- What you should do: Reproduce all of the material exactly as shown.

Recorded data
* * *

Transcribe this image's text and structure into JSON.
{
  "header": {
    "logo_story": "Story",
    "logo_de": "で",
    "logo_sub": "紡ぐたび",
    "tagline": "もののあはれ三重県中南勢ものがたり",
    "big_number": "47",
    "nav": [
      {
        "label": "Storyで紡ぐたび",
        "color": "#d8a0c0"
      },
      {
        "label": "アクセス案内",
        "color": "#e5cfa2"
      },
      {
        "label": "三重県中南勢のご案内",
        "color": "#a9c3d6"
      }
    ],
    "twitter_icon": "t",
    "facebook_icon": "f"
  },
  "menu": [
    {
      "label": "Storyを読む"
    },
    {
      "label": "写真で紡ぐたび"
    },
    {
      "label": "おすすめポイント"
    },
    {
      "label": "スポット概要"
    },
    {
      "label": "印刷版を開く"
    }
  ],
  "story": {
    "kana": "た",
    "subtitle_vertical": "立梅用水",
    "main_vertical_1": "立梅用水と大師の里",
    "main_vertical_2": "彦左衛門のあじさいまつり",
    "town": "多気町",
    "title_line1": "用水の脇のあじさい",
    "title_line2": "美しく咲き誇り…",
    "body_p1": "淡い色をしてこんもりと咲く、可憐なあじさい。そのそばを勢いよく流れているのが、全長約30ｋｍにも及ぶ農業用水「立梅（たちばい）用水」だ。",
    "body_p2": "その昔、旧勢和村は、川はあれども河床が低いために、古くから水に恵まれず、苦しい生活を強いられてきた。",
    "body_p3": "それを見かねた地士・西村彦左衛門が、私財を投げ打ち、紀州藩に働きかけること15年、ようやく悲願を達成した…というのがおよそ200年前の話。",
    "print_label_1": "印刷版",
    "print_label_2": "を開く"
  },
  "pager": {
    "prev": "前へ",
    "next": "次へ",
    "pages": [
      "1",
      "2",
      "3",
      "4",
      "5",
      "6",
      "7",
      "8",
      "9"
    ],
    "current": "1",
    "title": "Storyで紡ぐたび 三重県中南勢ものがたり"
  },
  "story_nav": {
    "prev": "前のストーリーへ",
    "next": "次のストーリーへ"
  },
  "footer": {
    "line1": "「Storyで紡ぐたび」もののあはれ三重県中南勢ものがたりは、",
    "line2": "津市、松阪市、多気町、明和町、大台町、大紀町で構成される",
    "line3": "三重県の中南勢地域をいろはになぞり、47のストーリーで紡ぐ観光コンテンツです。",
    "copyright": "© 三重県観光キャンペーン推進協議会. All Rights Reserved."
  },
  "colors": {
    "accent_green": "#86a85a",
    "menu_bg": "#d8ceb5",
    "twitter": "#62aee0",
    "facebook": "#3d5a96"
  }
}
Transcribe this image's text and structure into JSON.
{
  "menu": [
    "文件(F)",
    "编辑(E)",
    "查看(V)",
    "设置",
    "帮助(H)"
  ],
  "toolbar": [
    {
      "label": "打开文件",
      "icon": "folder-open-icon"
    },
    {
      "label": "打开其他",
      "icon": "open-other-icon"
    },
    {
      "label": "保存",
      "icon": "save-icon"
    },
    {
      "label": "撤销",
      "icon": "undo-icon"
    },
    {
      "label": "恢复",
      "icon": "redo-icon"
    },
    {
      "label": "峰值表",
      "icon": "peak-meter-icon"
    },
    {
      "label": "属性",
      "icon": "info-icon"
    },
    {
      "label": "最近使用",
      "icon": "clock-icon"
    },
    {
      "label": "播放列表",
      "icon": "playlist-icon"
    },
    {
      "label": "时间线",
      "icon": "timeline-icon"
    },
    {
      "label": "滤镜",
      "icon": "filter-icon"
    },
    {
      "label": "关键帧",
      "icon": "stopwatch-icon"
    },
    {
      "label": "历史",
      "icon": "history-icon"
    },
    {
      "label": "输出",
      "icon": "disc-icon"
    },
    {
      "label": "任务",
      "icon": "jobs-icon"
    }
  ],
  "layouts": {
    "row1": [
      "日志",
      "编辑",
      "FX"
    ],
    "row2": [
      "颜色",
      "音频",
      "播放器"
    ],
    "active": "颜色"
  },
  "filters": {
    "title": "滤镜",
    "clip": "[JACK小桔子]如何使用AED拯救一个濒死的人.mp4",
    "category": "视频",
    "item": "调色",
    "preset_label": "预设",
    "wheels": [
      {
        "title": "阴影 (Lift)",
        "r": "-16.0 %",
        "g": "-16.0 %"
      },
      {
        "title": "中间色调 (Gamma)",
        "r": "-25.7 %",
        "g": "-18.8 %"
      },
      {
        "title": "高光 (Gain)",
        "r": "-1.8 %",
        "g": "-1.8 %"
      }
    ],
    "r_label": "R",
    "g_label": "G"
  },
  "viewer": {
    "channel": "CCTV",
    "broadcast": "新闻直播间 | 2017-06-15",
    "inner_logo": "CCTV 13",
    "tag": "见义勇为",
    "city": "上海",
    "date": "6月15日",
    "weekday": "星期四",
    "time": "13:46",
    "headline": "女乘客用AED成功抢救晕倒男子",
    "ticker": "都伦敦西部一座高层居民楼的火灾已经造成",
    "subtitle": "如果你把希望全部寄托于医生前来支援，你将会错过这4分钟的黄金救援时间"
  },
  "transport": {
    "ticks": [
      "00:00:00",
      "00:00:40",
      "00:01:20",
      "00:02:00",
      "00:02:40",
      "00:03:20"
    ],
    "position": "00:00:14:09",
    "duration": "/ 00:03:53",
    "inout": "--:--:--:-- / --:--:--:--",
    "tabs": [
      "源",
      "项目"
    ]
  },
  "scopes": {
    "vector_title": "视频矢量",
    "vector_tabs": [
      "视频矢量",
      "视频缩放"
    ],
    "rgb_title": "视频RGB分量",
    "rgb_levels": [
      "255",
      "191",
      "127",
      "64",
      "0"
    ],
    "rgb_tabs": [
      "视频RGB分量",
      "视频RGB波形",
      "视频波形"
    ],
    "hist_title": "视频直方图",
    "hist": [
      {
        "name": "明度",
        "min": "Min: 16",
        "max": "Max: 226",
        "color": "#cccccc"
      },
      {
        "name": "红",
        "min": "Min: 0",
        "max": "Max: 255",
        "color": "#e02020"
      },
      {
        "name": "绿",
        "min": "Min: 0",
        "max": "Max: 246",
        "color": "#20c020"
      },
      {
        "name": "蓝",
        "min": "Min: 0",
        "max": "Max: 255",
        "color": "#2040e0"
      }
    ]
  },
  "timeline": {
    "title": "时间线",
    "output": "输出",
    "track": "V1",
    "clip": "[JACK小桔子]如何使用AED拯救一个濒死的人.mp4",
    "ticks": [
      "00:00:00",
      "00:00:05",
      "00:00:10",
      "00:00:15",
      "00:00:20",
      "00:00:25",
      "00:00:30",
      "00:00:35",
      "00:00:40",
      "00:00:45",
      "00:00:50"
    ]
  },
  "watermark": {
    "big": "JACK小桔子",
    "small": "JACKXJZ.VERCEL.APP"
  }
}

* * *

- Result:
Transcribe this image's text and structure into JSON.
{
  "header": {
    "logo_story": "Story",
    "logo_de": "で",
    "logo_sub": "紡ぐたび",
    "tagline": "もののあはれ三重県中南勢ものがたり",
    "big_number": "47",
    "nav": [
      {
        "label": "Storyで紡ぐたび",
        "color": "#d8a0c0"
      },
      {
        "label": "アクセス案内",
        "color": "#e5cfa2"
      },
      {
        "label": "三重県中南勢のご案内",
        "color": "#a9c3d6"
      }
    ],
    "twitter_icon": "t",
    "facebook_icon": "f"
  },
  "menu": [
    {
      "label": "Storyを読む"
    },
    {
      "label": "写真で紡ぐたび"
    },
    {
      "label": "おすすめポイント"
    },
    {
      "label": "スポット概要"
    },
    {
      "label": "印刷版を開く"
    }
  ],
  "story": {
    "kana": "た",
    "subtitle_vertical": "立梅用水",
    "main_vertical_1": "立梅用水と大師の里",
    "main_vertical_2": "彦左衛門のあじさいまつり",
    "town": "多気町",
    "title_line1": "用水の脇のあじさい",
    "title_line2": "美しく咲き誇り…",
    "body_p1": "淡い色をしてこんもりと咲く、可憐なあじさい。そのそばを勢いよく流れているのが、全長約30ｋｍにも及ぶ農業用水「立梅（たちばい）用水」だ。",
    "body_p2": "その昔、旧勢和村は、川はあれども河床が低いために、古くから水に恵まれず、苦しい生活を強いられてきた。",
    "body_p3": "それを見かねた地士・西村彦左衛門が、私財を投げ打ち、紀州藩に働きかけること15年、ようやく悲願を達成した…というのがおよそ200年前の話。",
    "print_label_1": "印刷版",
    "print_label_2": "を開く"
  },
  "pager": {
    "prev": "前へ",
    "next": "次へ",
    "pages": [
      "1",
      "2",
      "3",
      "4",
      "5",
      "6",
      "7",
      "8",
      "9"
    ],
    "current": "1",
    "title": "Storyで紡ぐたび 三重県中南勢ものがたり"
  },
  "story_nav": {
    "prev": "前のストーリーへ",
    "next": "次のストーリーへ"
  },
  "footer": {
    "line1": "「Storyで紡ぐたび」もののあはれ三重県中南勢ものがたりは、",
    "line2": "津市、松阪市、多気町、明和町、大台町、大紀町で構成される",
    "line3": "三重県の中南勢地域をいろはになぞり、47のストーリーで紡ぐ観光コンテンツです。",
    "copyright": "© 三重県観光キャンペーン推進協議会. All Rights Reserved."
  },
  "colors": {
    "accent_green": "#86a85a",
    "menu_bg": "#d8ceb5",
    "twitter": "#62aee0",
    "facebook": "#3d5a96"
  }
}
Transcribe this image's text and structure into JSON.
{
  "menu": [
    "文件(F)",
    "编辑(E)",
    "查看(V)",
    "设置",
    "帮助(H)"
  ],
  "toolbar": [
    {
      "label": "打开文件",
      "icon": "folder-open-icon"
    },
    {
      "label": "打开其他",
      "icon": "open-other-icon"
    },
    {
      "label": "保存",
      "icon": "save-icon"
    },
    {
      "label": "撤销",
      "icon": "undo-icon"
    },
    {
      "label": "恢复",
      "icon": "redo-icon"
    },
    {
      "label": "峰值表",
      "icon": "peak-meter-icon"
    },
    {
      "label": "属性",
      "icon": "info-icon"
    },
    {
      "label": "最近使用",
      "icon": "clock-icon"
    },
    {
      "label": "播放列表",
      "icon": "playlist-icon"
    },
    {
      "label": "时间线",
      "icon": "timeline-icon"
    },
    {
      "label": "滤镜",
      "icon": "filter-icon"
    },
    {
      "label": "关键帧",
      "icon": "stopwatch-icon"
    },
    {
      "label": "历史",
      "icon": "history-icon"
    },
    {
      "label": "输出",
      "icon": "disc-icon"
    },
    {
      "label": "任务",
      "icon": "jobs-icon"
    }
  ],
  "layouts": {
    "row1": [
      "日志",
      "编辑",
      "FX"
    ],
    "row2": [
      "颜色",
      "音频",
      "播放器"
    ],
    "active": "颜色"
  },
  "filters": {
    "title": "滤镜",
    "clip": "[JACK小桔子]如何使用AED拯救一个濒死的人.mp4",
    "category": "视频",
    "item": "调色",
    "preset_label": "预设",
    "wheels": [
      {
        "title": "阴影 (Lift)",
        "r": "-16.0 %",
        "g": "-16.0 %"
      },
      {
        "title": "中间色调 (Gamma)",
        "r": "-25.7 %",
        "g": "-18.8 %"
      },
      {
        "title": "高光 (Gain)",
        "r": "-1.8 %",
        "g": "-1.8 %"
      }
    ],
    "r_label": "R",
    "g_label": "G"
  },
  "viewer": {
    "channel": "CCTV",
    "broadcast": "新闻直播间 | 2017-06-15",
    "inner_logo": "CCTV 13",
    "tag": "见义勇为",
    "city": "上海",
    "date": "6月15日",
    "weekday": "星期四",
    "time": "13:46",
    "headline": "女乘客用AED成功抢救晕倒男子",
    "ticker": "都伦敦西部一座高层居民楼的火灾已经造成",
    "subtitle": "如果你把希望全部寄托于医生前来支援，你将会错过这4分钟的黄金救援时间"
  },
  "transport": {
    "ticks": [
      "00:00:00",
      "00:00:40",
      "00:01:20",
      "00:02:00",
      "00:02:40",
      "00:03:20"
    ],
    "position": "00:00:14:09",
    "duration": "/ 00:03:53",
    "inout": "--:--:--:-- / --:--:--:--",
    "tabs": [
      "源",
      "项目"
    ]
  },
  "scopes": {
    "vector_title": "视频矢量",
    "vector_tabs": [
      "视频矢量",
      "视频缩放"
    ],
    "rgb_title": "视频RGB分量",
    "rgb_levels": [
      "255",
      "191",
      "127",
      "64",
      "0"
    ],
    "rgb_tabs": [
      "视频RGB分量",
      "视频RGB波形",
      "视频波形"
    ],
    "hist_title": "视频直方图",
    "hist": [
      {
        "name": "明度",
        "min": "Min: 16",
        "max": "Max: 226",
        "color": "#cccccc"
      },
      {
        "name": "红",
        "min": "Min: 0",
        "max": "Max: 255",
        "color": "#e02020"
      },
      {
        "name": "绿",
        "min": "Min: 0",
        "max": "Max: 246",
        "color": "#20c020"
      },
      {
        "name": "蓝",
        "min": "Min: 0",
        "max": "Max: 255",
        "color": "#2040e0"
      }
    ]
  },
  "timeline": {
    "title": "时间线",
    "output": "输出",
    "track": "V1",
    "clip": "[JACK小桔子]如何使用AED拯救一个濒死的人.mp4",
    "ticks": [
      "00:00:00",
      "00:00:05",
      "00:00:10",
      "00:00:15",
      "00:00:20",
      "00:00:25",
      "00:00:30",
      "00:00:35",
      "00:00:40",
      "00:00:45",
      "00:00:50"
    ]
  },
  "watermark": {
    "big": "JACK小桔子",
    "small": "JACKXJZ.VERCEL.APP"
  }
}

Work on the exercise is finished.